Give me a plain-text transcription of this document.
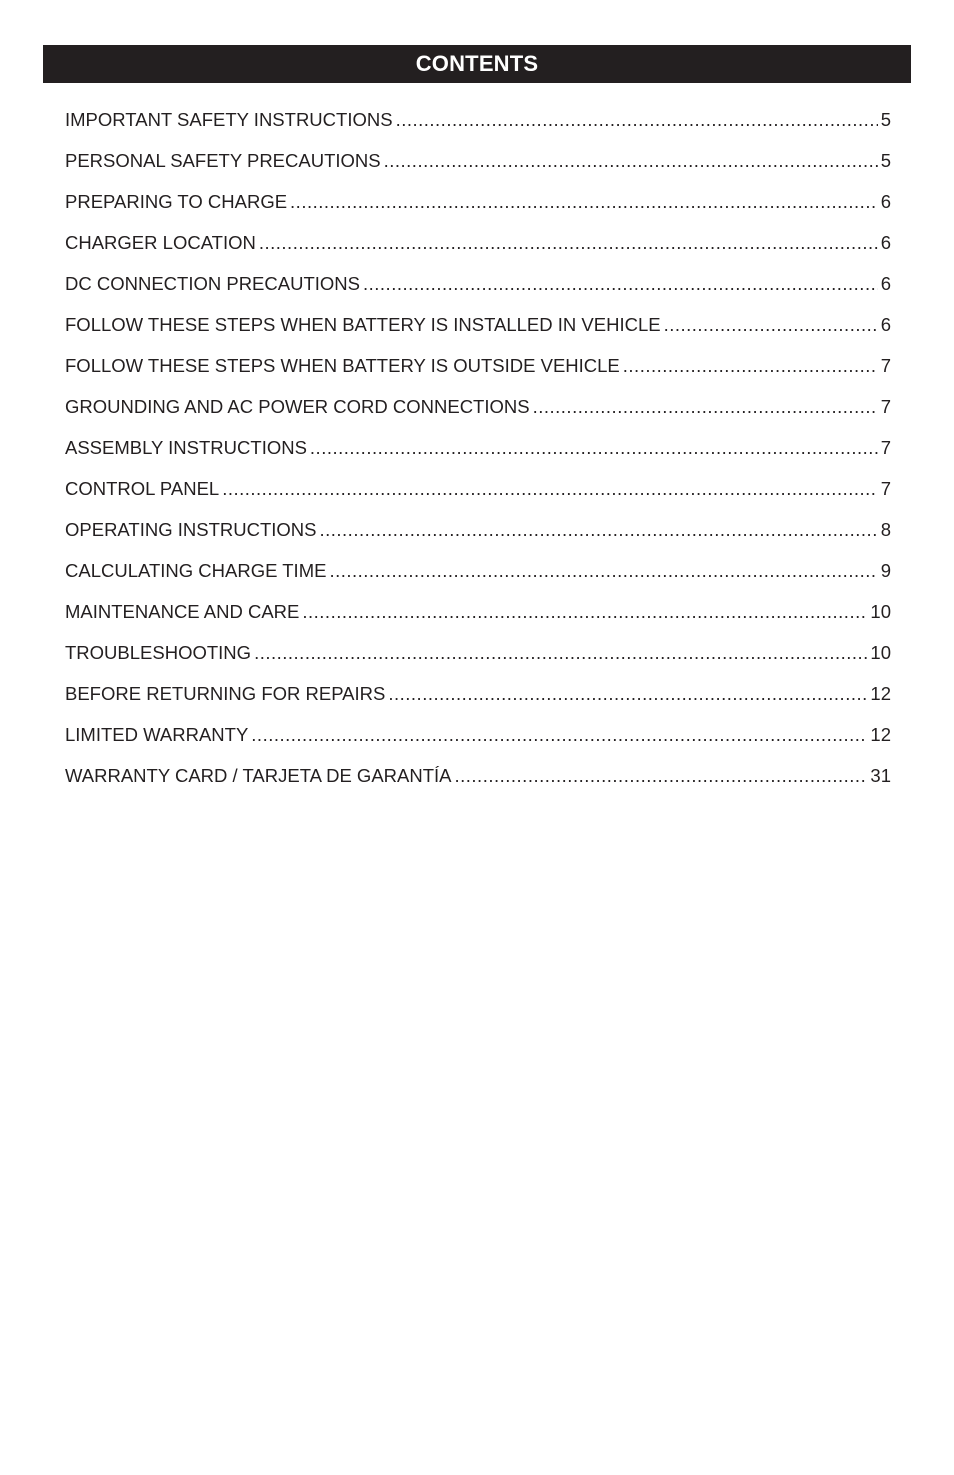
CONTENTS
IMPORTANT SAFETY INSTRUCTIONS .....	5
PERSONAL SAFETY PRECAUTIONS .....	5
PREPARING TO CHARGE .....	6
CHARGER LOCATION .....	6
DC CONNECTION PRECAUTIONS .....	6
FOLLOW THESE STEPS WHEN BATTERY IS INSTALLED IN VEHICLE .....	6
FOLLOW THESE STEPS WHEN BATTERY IS OUTSIDE VEHICLE .....	7
GROUNDING AND AC POWER CORD CONNECTIONS .....	7
ASSEMBLY INSTRUCTIONS .....	7
CONTROL PANEL .....	7
OPERATING INSTRUCTIONS .....	8
CALCULATING CHARGE TIME .....	9
MAINTENANCE AND CARE .....	10
TROUBLESHOOTING .....	10
BEFORE RETURNING FOR REPAIRS .....	12
LIMITED WARRANTY .....	12
WARRANTY CARD / TARJETA DE GARANTÍA .....	31
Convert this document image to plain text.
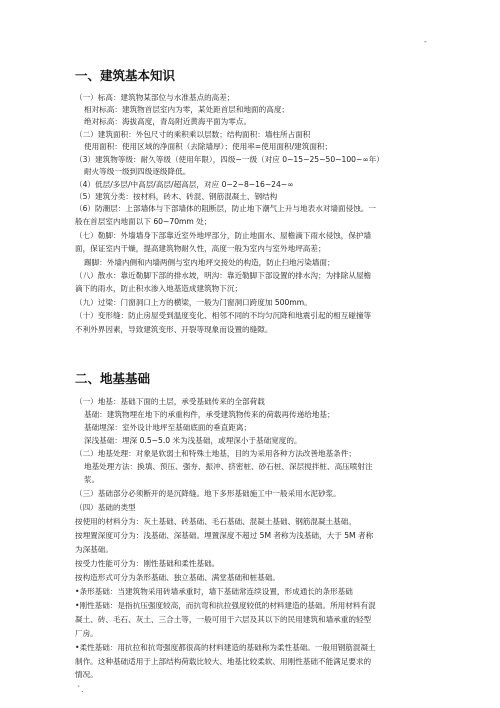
-
一、建筑基本知识
（一）标高：建筑物某部位与水准基点的高差；
相对标高：建筑物首层室内为零，某处距首层和地面的高度；
绝对标高：海拔高度，青岛附近黄海平面为零点。
（二）建筑面积：外包尺寸的乘积乘以层数；结构面积：墙柱所占面积
使用面积：使用区域的净面积（去除墙厚）；使用率=使用面积/建筑面积；
（3）建筑物等级：耐久等级（使用年限），四级~一级（对应 0~15~25~50~100~∞年）
耐火等级一级到四级逐级降低。
（4）低层/多层/中高层/高层/超高层，对应 0~2~8~16~24~∞
（5）建筑分类：按材料，砖木、砖混、钢筋混凝土、钢结构
（6）防潮层：上部墙体与下部墙体的阻断层，防止地下潮气上升与地表水对墙面侵蚀。一
般在首层室内地面以下 60~70mm 处；
（七）勒脚：外墙墙身下部靠近室外地坪部分，防止地面水、屋檐滴下雨水侵蚀，保护墙
面，保证室内干燥，提高建筑物耐久性，高度一般为室内与室外地坪高差；
踢脚：外墙内侧和内墙两侧与室内地坪交接处的构造，防止扫地污染墙面；
（八）散水：靠近勒脚下部的排水坡，明沟：靠近勒脚下部设置的排水沟；为排除从屋檐
滴下的雨水，防止积水渗入地基造成建筑物下沉；
（九）过梁：门窗洞口上方的横梁，一般为门窗洞口跨度加 500mm。
（十）变形缝：防止房屋受到温度变化、相邻不同的不均匀沉降和地震引起的相互碰撞等
不利外界因素，导致建筑变形、开裂等现象而设置的缝隙。
二、地基基础
（一）地基：基础下面的土层，承受基础传来的全部荷载
基础：建筑物埋在地下的承重构件，承受建筑物传来的荷载再传递给地基；
基础埋深：室外设计地坪至基础底面的垂直距离；
深浅基础：埋深 0.5~5.0 米为浅基础，或埋深小于基础宽度的。
（二）地基处理：对象是软弱土和特殊土地基，目的为采用各种方法改善地基条件；
地基处理方法：换填、预压、强夯、振冲、挤密桩、砂石桩、深层搅拌桩、高压喷射注
浆。
（三）基础部分必须断开的是沉降缝。地下多形基础施工中一般采用水泥砂浆。
（四）基础的类型
按使用的材料分为：灰土基础、砖基础、毛石基础、混凝土基础、钢筋混凝土基础。
按埋置深度可分为：浅基础、深基础。埋置深度不超过 5M 者称为浅基础，大于 5M 者称
为深基础。
按受力性能可分为：刚性基础和柔性基础。
按构造形式可分为条形基础、独立基础、满堂基础和桩基础。
•条形基础：当建筑物采用砖墙承重时，墙下基础常连续设置，形成通长的条形基础
•刚性基础：是指抗压强度较高，而抗弯和抗拉强度较低的材料建造的基础。所用材料有混
凝土、砖、毛石、灰土、三合土等，一般可用于六层及其以下的民用建筑和墙承重的轻型
厂房。
•柔性基础：用抗拉和抗弯强度都很高的材料建造的基础称为柔性基础。一般用钢筋混凝土
制作。这种基础适用于上部结构荷载比较大、地基比较柔软、用刚性基础不能满足要求的
情况。
`.
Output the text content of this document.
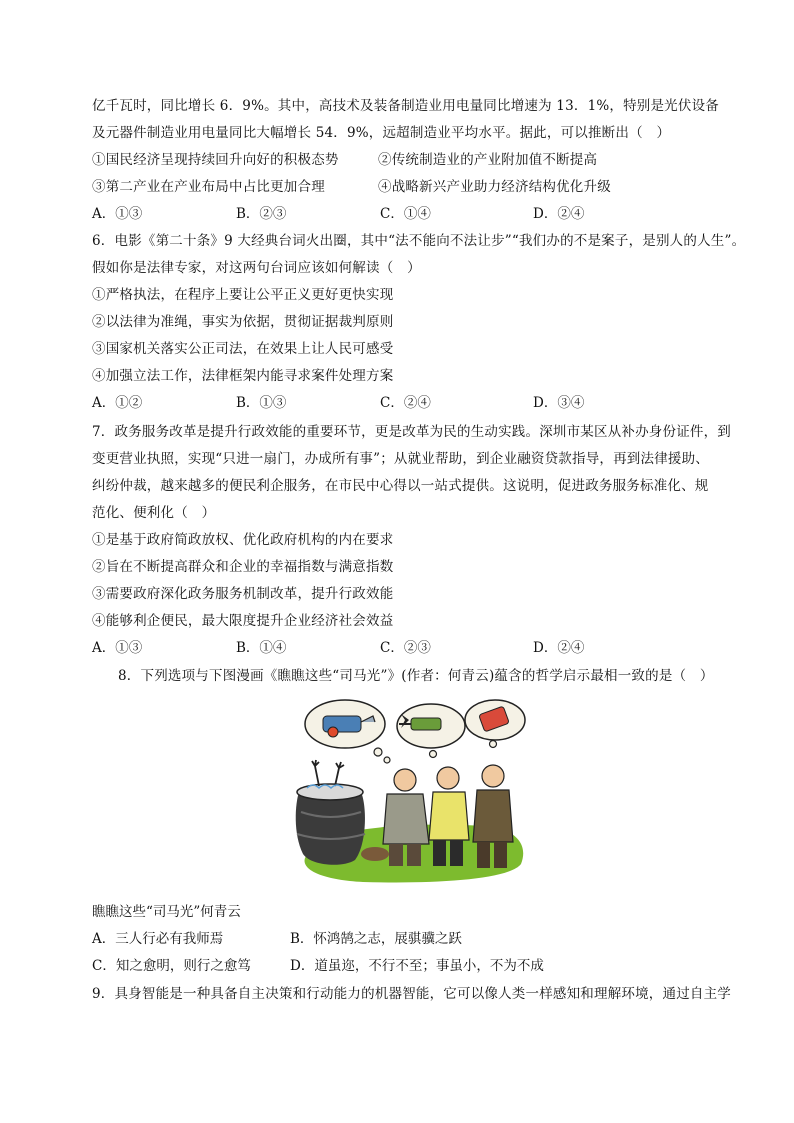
亿千瓦时，同比增长 6．9%。其中，高技术及装备制造业用电量同比增速为 13．1%，特别是光伏设备
及元器件制造业用电量同比大幅增长 54．9%，远超制造业平均水平。据此，可以推断出（　）
①国民经济呈现持续回升向好的积极态势	②传统制造业的产业附加值不断提高
③第二产业在产业布局中占比更加合理	④战略新兴产业助力经济结构优化升级
A．①③	B．②③	C．①④	D．②④
6．电影《第二十条》9 大经典台词火出圈，其中“法不能向不法让步”“我们办的不是案子，是别人的人生”。
假如你是法律专家，对这两句台词应该如何解读（　）
①严格执法，在程序上要让公平正义更好更快实现
②以法律为准绳，事实为依据，贯彻证据裁判原则
③国家机关落实公正司法，在效果上让人民可感受
④加强立法工作，法律框架内能寻求案件处理方案
A．①②	B．①③	C．②④	D．③④
7．政务服务改革是提升行政效能的重要环节，更是改革为民的生动实践。深圳市某区从补办身份证件，到
变更营业执照，实现“只进一扇门，办成所有事”；从就业帮助，到企业融资贷款指导，再到法律援助、
纠纷仲裁，越来越多的便民利企服务，在市民中心得以一站式提供。这说明，促进政务服务标准化、规
范化、便利化（　）
①是基于政府简政放权、优化政府机构的内在要求
②旨在不断提高群众和企业的幸福指数与满意指数
③需要政府深化政务服务机制改革，提升行政效能
④能够利企便民，最大限度提升企业经济社会效益
A．①③	B．①④	C．②③	D．②④
8．下列选项与下图漫画《瞧瞧这些“司马光”》(作者：何青云)蕴含的哲学启示最相一致的是（　）
瞧瞧这些“司马光”何青云
A．三人行必有我师焉	B．怀鸿鹄之志，展骐骥之跃
C．知之愈明，则行之愈笃	D．道虽迩，不行不至；事虽小，不为不成
9．具身智能是一种具备自主决策和行动能力的机器智能，它可以像人类一样感知和理解环境，通过自主学
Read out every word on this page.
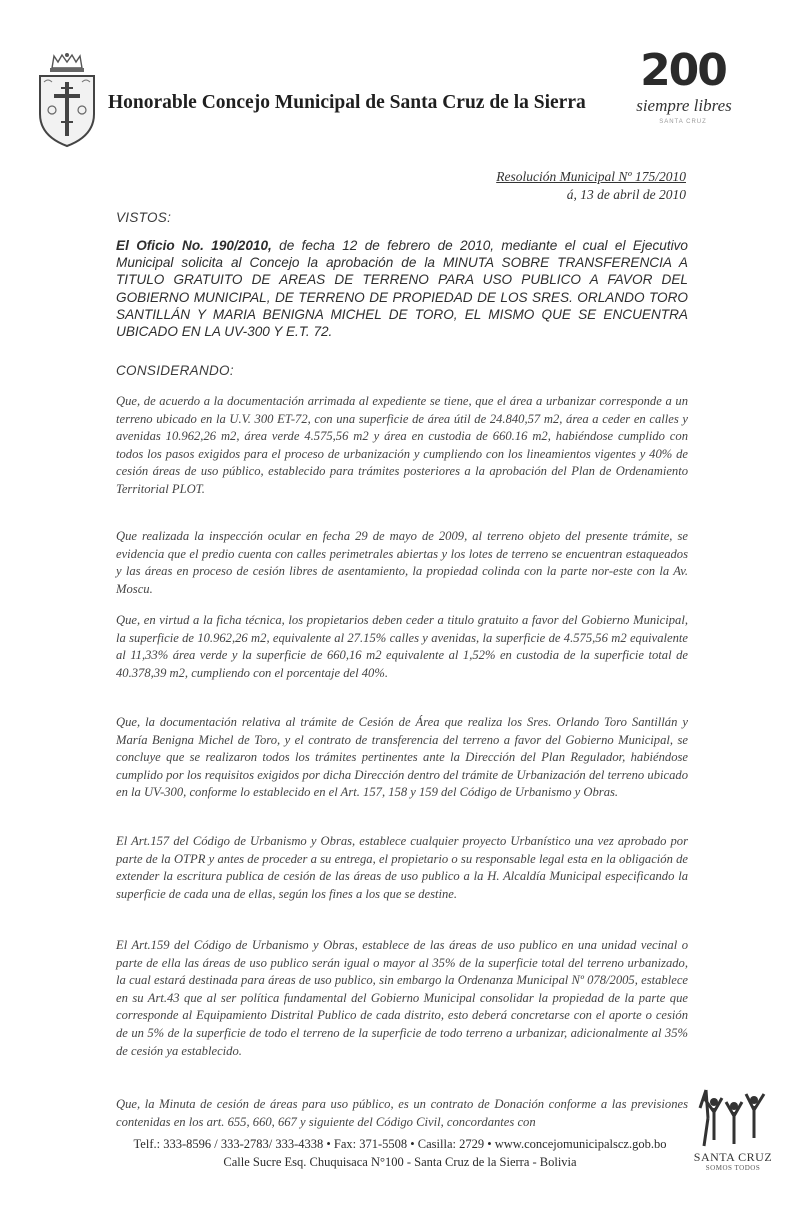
Honorable Concejo Municipal de Santa Cruz de la Sierra
200
siempre libres
SANTA CRUZ
Resolución Municipal Nº 175/2010
á, 13 de abril de 2010
VISTOS:

El Oficio No. 190/2010, de fecha 12 de febrero de 2010, mediante el cual el Ejecutivo Municipal solicita al Concejo la aprobación de la MINUTA SOBRE TRANSFERENCIA A TITULO GRATUITO DE AREAS DE TERRENO PARA USO PUBLICO A FAVOR DEL GOBIERNO MUNICIPAL, DE TERRENO DE PROPIEDAD DE LOS SRES. ORLANDO TORO SANTILLÁN Y MARIA BENIGNA MICHEL DE TORO, EL MISMO QUE SE ENCUENTRA UBICADO EN LA UV-300 Y E.T. 72.

CONSIDERANDO:

Que, de acuerdo a la documentación arrimada al expediente se tiene, que el área a urbanizar corresponde a un terreno ubicado en la U.V. 300 ET-72, con una superficie de área útil de 24.840,57 m2, área a ceder en calles y avenidas 10.962,26 m2, área verde 4.575,56 m2 y área en custodia de 660.16 m2, habiéndose cumplido con todos los pasos exigidos para el proceso de urbanización y cumpliendo con los lineamientos vigentes y 40% de cesión áreas de uso público, establecido para trámites posteriores a la aprobación del Plan de Ordenamiento Territorial PLOT.

Que realizada la inspección ocular en fecha 29 de mayo de 2009, al terreno objeto del presente trámite, se evidencia que el predio cuenta con calles perimetrales abiertas y los lotes de terreno se encuentran estaqueados y las áreas en proceso de cesión libres de asentamiento, la propiedad colinda con la parte nor-este con la Av. Moscu.

Que, en virtud a la ficha técnica, los propietarios deben ceder a titulo gratuito a favor del Gobierno Municipal, la superficie de 10.962,26 m2, equivalente al 27.15% calles y avenidas, la superficie de 4.575,56 m2 equivalente al 11,33% área verde y la superficie de 660,16 m2 equivalente al 1,52% en custodia de la superficie total de 40.378,39 m2, cumpliendo con el porcentaje del 40%.

Que, la documentación relativa al trámite de Cesión de Área que realiza los Sres. Orlando Toro Santillán y María Benigna Michel de Toro, y el contrato de transferencia del terreno a favor del Gobierno Municipal, se concluye que se realizaron todos los trámites pertinentes ante la Dirección del Plan Regulador, habiéndose cumplido por los requisitos exigidos por dicha Dirección dentro del trámite de Urbanización del terreno ubicado en la UV-300, conforme lo establecido en el Art. 157, 158 y 159 del Código de Urbanismo y Obras.

El Art.157 del Código de Urbanismo y Obras, establece cualquier proyecto Urbanístico una vez aprobado por parte de la OTPR y antes de proceder a su entrega, el propietario o su responsable legal esta en la obligación de extender la escritura publica de cesión de las áreas de uso publico a la H. Alcaldía Municipal especificando la superficie de cada una de ellas, según los fines a los que se destine.

El Art.159 del Código de Urbanismo y Obras, establece de las áreas de uso publico en una unidad vecinal o parte de ella las áreas de uso publico serán igual o mayor al 35% de la superficie total del terreno urbanizado, la cual estará destinada para áreas de uso publico, sin embargo la Ordenanza Municipal Nº 078/2005, establece en su Art.43 que al ser política fundamental del Gobierno Municipal consolidar la propiedad de la parte que corresponde al Equipamiento Distrital Publico de cada distrito, esto deberá concretarse con el aporte o cesión de un 5% de la superficie de todo el terreno de la superficie de todo terreno a urbanizar, adicionalmente al 35% de cesión ya establecido.

Que, la Minuta de cesión de áreas para uso público, es un contrato de Donación conforme a las previsiones contenidas en los art. 655, 660, 667 y siguiente del Código Civil, concordantes con

Telf.: 333-8596 / 333-2783/ 333-4338 • Fax: 371-5508 • Casilla: 2729 • www.concejomunicipalscz.gob.bo
Calle Sucre Esq. Chuquisaca N°100 - Santa Cruz de la Sierra - Bolivia	SANTA CRUZ
SOMOS TODOS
* * * * * * *
Task brief – Identify and copy the lines holding the word "this".

Result –
Give me a plain-text transcription of this document.
Convert this document image to plain text.
Output the text content of this document.
Read out every word on this page.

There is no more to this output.